Copy every line with the string "JSON" in it.

### Material supplied
(begin)

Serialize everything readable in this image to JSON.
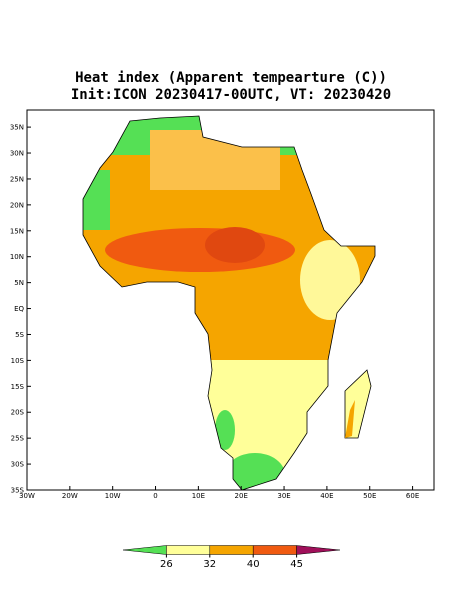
{
  "title": [
    "Heat index (Apparent tempearture (C))",
    "Init:ICON 20230417-00UTC, VT: 20230420"
  ],
  "map": {
    "lonlim": [
      -30,
      65
    ],
    "latlim": [
      -35,
      38.3
    ],
    "xticks": [
      {
        "value": -30,
        "label": "30W"
      },
      {
        "value": -20,
        "label": "20W"
      },
      {
        "value": -10,
        "label": "10W"
      },
      0,
      {
        "value": 10,
        "label": "10E"
      },
      {
        "value": 20,
        "label": "20E"
      },
      {
        "value": 30,
        "label": "30E"
      },
      {
        "value": 40,
        "label": "40E"
      },
      {
        "value": 50,
        "label": "50E"
      },
      {
        "value": 60,
        "label": "60E"
      }
    ],
    "yticks": [
      {
        "value": 35,
        "label": "35N"
      },
      {
        "value": 30,
        "label": "30N"
      },
      {
        "value": 25,
        "label": "25N"
      },
      {
        "value": 20,
        "label": "20N"
      },
      {
        "value": 15,
        "label": "15N"
      },
      {
        "value": 10,
        "label": "10N"
      },
      {
        "value": 5,
        "label": "5N"
      },
      {
        "value": 0,
        "label": "EQ"
      },
      {
        "value": -5,
        "label": "5S"
      },
      {
        "value": -10,
        "label": "10S"
      },
      {
        "value": -15,
        "label": "15S"
      },
      {
        "value": -20,
        "label": "20S"
      },
      {
        "value": -25,
        "label": "25S"
      },
      {
        "value": -30,
        "label": "30S"
      },
      {
        "value": -35,
        "label": "35S"
      }
    ]
  },
  "colorbar": {
    "levels": [
      26,
      32,
      40,
      45
    ],
    "colors": [
      "#55e055",
      "#ffff99",
      "#f5a500",
      "#f05a10",
      "#a0105a"
    ]
  }
}
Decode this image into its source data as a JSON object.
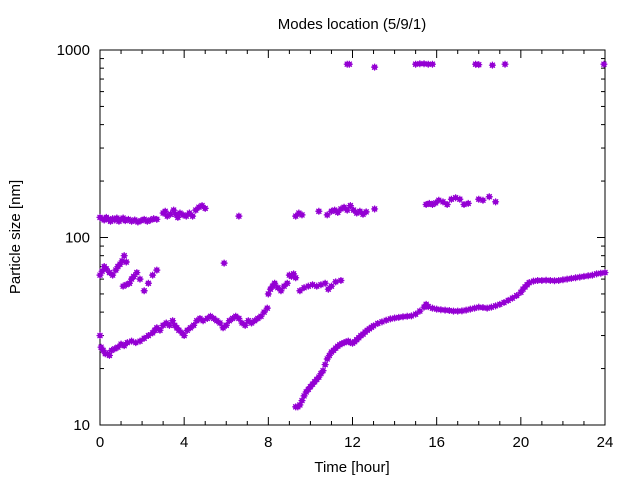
{
  "chart_data": {
    "type": "scatter",
    "title": "Modes location (5/9/1)",
    "xlabel": "Time [hour]",
    "ylabel": "Particle size [nm]",
    "x_ticks": [
      0,
      4,
      8,
      12,
      16,
      20,
      24
    ],
    "y_ticks": [
      10,
      100,
      1000
    ],
    "xlim": [
      0,
      24
    ],
    "ylim": [
      10,
      1000
    ],
    "y_scale": "log",
    "grid": false,
    "legend": "none",
    "marker_color": "#9400d3",
    "series": [
      {
        "points": [
          [
            0.0,
            30
          ],
          [
            0.05,
            26
          ],
          [
            0.15,
            25
          ],
          [
            0.25,
            24
          ],
          [
            0.35,
            24
          ],
          [
            0.45,
            23.5
          ],
          [
            0.55,
            25
          ],
          [
            0.7,
            25.5
          ],
          [
            0.85,
            26
          ],
          [
            1.0,
            27
          ],
          [
            1.15,
            26.5
          ],
          [
            1.3,
            27.5
          ],
          [
            1.5,
            28
          ],
          [
            1.7,
            27.5
          ],
          [
            1.9,
            28
          ],
          [
            2.1,
            29
          ],
          [
            2.3,
            30
          ],
          [
            2.5,
            31
          ],
          [
            2.6,
            32
          ],
          [
            2.7,
            33
          ],
          [
            2.85,
            32
          ],
          [
            3.0,
            34
          ],
          [
            3.15,
            35
          ],
          [
            3.3,
            34
          ],
          [
            3.45,
            36
          ],
          [
            3.55,
            34
          ],
          [
            3.65,
            33
          ],
          [
            3.75,
            32
          ],
          [
            3.9,
            31
          ],
          [
            4.0,
            30
          ],
          [
            4.15,
            32
          ],
          [
            4.3,
            33
          ],
          [
            4.45,
            34
          ],
          [
            4.6,
            36
          ],
          [
            4.75,
            37
          ],
          [
            4.9,
            36
          ],
          [
            5.1,
            37
          ],
          [
            5.25,
            38
          ],
          [
            5.4,
            37
          ],
          [
            5.55,
            36
          ],
          [
            5.7,
            35
          ],
          [
            5.85,
            33
          ],
          [
            6.0,
            34
          ],
          [
            6.15,
            36
          ],
          [
            6.3,
            37
          ],
          [
            6.45,
            38
          ],
          [
            6.6,
            37
          ],
          [
            6.75,
            35
          ],
          [
            6.9,
            34
          ],
          [
            7.05,
            36
          ],
          [
            7.2,
            35
          ],
          [
            7.35,
            36
          ],
          [
            7.5,
            37
          ],
          [
            7.65,
            38
          ],
          [
            7.8,
            40
          ],
          [
            7.95,
            42
          ],
          [
            8.0,
            50
          ],
          [
            8.1,
            53
          ],
          [
            8.2,
            55
          ],
          [
            8.3,
            57
          ],
          [
            8.45,
            54
          ],
          [
            8.6,
            52
          ],
          [
            8.75,
            55
          ],
          [
            8.9,
            57
          ],
          [
            9.0,
            63
          ],
          [
            9.1,
            62
          ],
          [
            9.2,
            64
          ],
          [
            9.3,
            61
          ],
          [
            9.5,
            52
          ],
          [
            9.7,
            54
          ],
          [
            9.9,
            55
          ],
          [
            10.1,
            56
          ],
          [
            10.3,
            55
          ],
          [
            10.5,
            56
          ],
          [
            10.7,
            57
          ],
          [
            10.85,
            53
          ],
          [
            11.0,
            55
          ],
          [
            11.2,
            58
          ],
          [
            11.45,
            59
          ]
        ]
      },
      {
        "points": [
          [
            0.0,
            63
          ],
          [
            0.1,
            66
          ],
          [
            0.2,
            70
          ],
          [
            0.3,
            68
          ],
          [
            0.45,
            65
          ],
          [
            0.6,
            63
          ],
          [
            0.75,
            67
          ],
          [
            0.85,
            70
          ],
          [
            0.95,
            72
          ],
          [
            1.05,
            75
          ],
          [
            1.15,
            80
          ],
          [
            1.25,
            74
          ],
          [
            1.1,
            55
          ],
          [
            1.25,
            56
          ],
          [
            1.4,
            57
          ],
          [
            1.5,
            60
          ],
          [
            1.6,
            62
          ],
          [
            1.75,
            65
          ],
          [
            1.9,
            60
          ],
          [
            2.1,
            52
          ],
          [
            2.3,
            57
          ],
          [
            2.5,
            63
          ],
          [
            2.7,
            67
          ],
          [
            5.9,
            73
          ]
        ]
      },
      {
        "points": [
          [
            0.0,
            128
          ],
          [
            0.1,
            126
          ],
          [
            0.2,
            124
          ],
          [
            0.3,
            128
          ],
          [
            0.4,
            125
          ],
          [
            0.5,
            122
          ],
          [
            0.6,
            126
          ],
          [
            0.7,
            124
          ],
          [
            0.8,
            127
          ],
          [
            0.9,
            122
          ],
          [
            1.0,
            125
          ],
          [
            1.1,
            127
          ],
          [
            1.2,
            123
          ],
          [
            1.35,
            125
          ],
          [
            1.5,
            122
          ],
          [
            1.65,
            124
          ],
          [
            1.8,
            121
          ],
          [
            1.95,
            123
          ],
          [
            2.1,
            125
          ],
          [
            2.25,
            122
          ],
          [
            2.4,
            124
          ],
          [
            2.55,
            126
          ],
          [
            2.7,
            125
          ],
          [
            3.0,
            135
          ],
          [
            3.1,
            138
          ],
          [
            3.2,
            130
          ],
          [
            3.35,
            133
          ],
          [
            3.5,
            140
          ],
          [
            3.6,
            133
          ],
          [
            3.7,
            128
          ],
          [
            3.8,
            135
          ],
          [
            3.95,
            132
          ],
          [
            4.1,
            130
          ],
          [
            4.25,
            135
          ],
          [
            4.4,
            130
          ],
          [
            4.55,
            140
          ],
          [
            4.7,
            145
          ],
          [
            4.85,
            148
          ],
          [
            5.0,
            143
          ],
          [
            6.6,
            130
          ],
          [
            9.3,
            130
          ],
          [
            9.45,
            135
          ],
          [
            9.6,
            132
          ],
          [
            10.4,
            138
          ],
          [
            10.8,
            132
          ],
          [
            11.0,
            138
          ],
          [
            11.15,
            140
          ],
          [
            11.3,
            136
          ],
          [
            11.45,
            142
          ],
          [
            11.6,
            145
          ],
          [
            11.75,
            140
          ],
          [
            11.9,
            148
          ],
          [
            12.05,
            140
          ],
          [
            12.2,
            135
          ],
          [
            12.35,
            138
          ],
          [
            12.5,
            133
          ],
          [
            12.65,
            137
          ],
          [
            13.05,
            142
          ],
          [
            15.5,
            150
          ],
          [
            15.65,
            152
          ],
          [
            15.8,
            150
          ],
          [
            15.95,
            153
          ],
          [
            16.1,
            158
          ],
          [
            16.3,
            155
          ],
          [
            16.5,
            150
          ],
          [
            16.7,
            160
          ],
          [
            16.9,
            163
          ],
          [
            17.1,
            160
          ],
          [
            17.3,
            150
          ],
          [
            17.5,
            152
          ],
          [
            18.0,
            160
          ],
          [
            18.2,
            158
          ],
          [
            18.5,
            165
          ],
          [
            18.8,
            155
          ]
        ]
      },
      {
        "points": [
          [
            11.75,
            840
          ],
          [
            11.85,
            840
          ],
          [
            13.05,
            810
          ],
          [
            15.0,
            840
          ],
          [
            15.2,
            845
          ],
          [
            15.4,
            845
          ],
          [
            15.6,
            840
          ],
          [
            15.8,
            840
          ],
          [
            17.85,
            840
          ],
          [
            18.0,
            835
          ],
          [
            18.65,
            830
          ],
          [
            19.25,
            840
          ],
          [
            23.95,
            840
          ]
        ]
      },
      {
        "points": [
          [
            9.3,
            12.5
          ],
          [
            9.4,
            12.5
          ],
          [
            9.5,
            12.8
          ],
          [
            9.6,
            13.5
          ],
          [
            9.7,
            14.3
          ],
          [
            9.8,
            15
          ],
          [
            9.9,
            15.5
          ],
          [
            10.0,
            16
          ],
          [
            10.1,
            16.5
          ],
          [
            10.2,
            17
          ],
          [
            10.3,
            17.5
          ],
          [
            10.4,
            18
          ],
          [
            10.5,
            18.8
          ],
          [
            10.6,
            19.5
          ],
          [
            10.7,
            21
          ],
          [
            10.8,
            22.5
          ],
          [
            10.9,
            23.5
          ],
          [
            11.0,
            24.5
          ],
          [
            11.1,
            25
          ],
          [
            11.2,
            25.7
          ],
          [
            11.3,
            26.3
          ],
          [
            11.4,
            26.8
          ],
          [
            11.5,
            27.2
          ],
          [
            11.6,
            27.5
          ],
          [
            11.7,
            27.8
          ],
          [
            11.8,
            28
          ],
          [
            11.9,
            27.5
          ],
          [
            12.0,
            27.3
          ],
          [
            12.1,
            27.8
          ],
          [
            12.2,
            28.5
          ],
          [
            12.3,
            29.2
          ],
          [
            12.4,
            30
          ],
          [
            12.5,
            30.5
          ],
          [
            12.6,
            31.3
          ],
          [
            12.7,
            32
          ],
          [
            12.8,
            32.6
          ],
          [
            12.9,
            33.2
          ],
          [
            13.0,
            33.8
          ],
          [
            13.2,
            34.8
          ],
          [
            13.4,
            35.5
          ],
          [
            13.6,
            36.2
          ],
          [
            13.8,
            36.8
          ],
          [
            14.0,
            37.2
          ],
          [
            14.2,
            37.5
          ],
          [
            14.4,
            37.8
          ],
          [
            14.6,
            38
          ],
          [
            14.8,
            38.2
          ],
          [
            15.0,
            39
          ],
          [
            15.2,
            40.5
          ],
          [
            15.4,
            42.5
          ],
          [
            15.5,
            44
          ],
          [
            15.6,
            42.8
          ],
          [
            15.8,
            42
          ],
          [
            16.0,
            41.5
          ],
          [
            16.2,
            41.2
          ],
          [
            16.4,
            41
          ],
          [
            16.6,
            40.8
          ],
          [
            16.8,
            40.5
          ],
          [
            17.0,
            40.5
          ],
          [
            17.2,
            40.6
          ],
          [
            17.4,
            41
          ],
          [
            17.6,
            41.5
          ],
          [
            17.8,
            42
          ],
          [
            18.0,
            42.5
          ],
          [
            18.2,
            42.3
          ],
          [
            18.4,
            42
          ],
          [
            18.6,
            42.5
          ],
          [
            18.8,
            43.2
          ],
          [
            19.0,
            44
          ],
          [
            19.2,
            45
          ],
          [
            19.4,
            46.2
          ],
          [
            19.6,
            47.5
          ],
          [
            19.8,
            49
          ],
          [
            20.0,
            51
          ],
          [
            20.1,
            53
          ],
          [
            20.2,
            54.5
          ],
          [
            20.3,
            56
          ],
          [
            20.4,
            57.5
          ],
          [
            20.6,
            58.5
          ],
          [
            20.8,
            59
          ],
          [
            21.0,
            59
          ],
          [
            21.2,
            59.2
          ],
          [
            21.4,
            59
          ],
          [
            21.6,
            58.8
          ],
          [
            21.8,
            59
          ],
          [
            22.0,
            59.5
          ],
          [
            22.2,
            60
          ],
          [
            22.4,
            60.5
          ],
          [
            22.6,
            61
          ],
          [
            22.8,
            61.5
          ],
          [
            23.0,
            62
          ],
          [
            23.2,
            62.5
          ],
          [
            23.4,
            63
          ],
          [
            23.6,
            64
          ],
          [
            23.8,
            64.5
          ],
          [
            24.0,
            65
          ]
        ]
      }
    ]
  }
}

(end)

### Complete response
Serialize everything readable in this image to JSON.
Decode this image into its source data as a JSON object.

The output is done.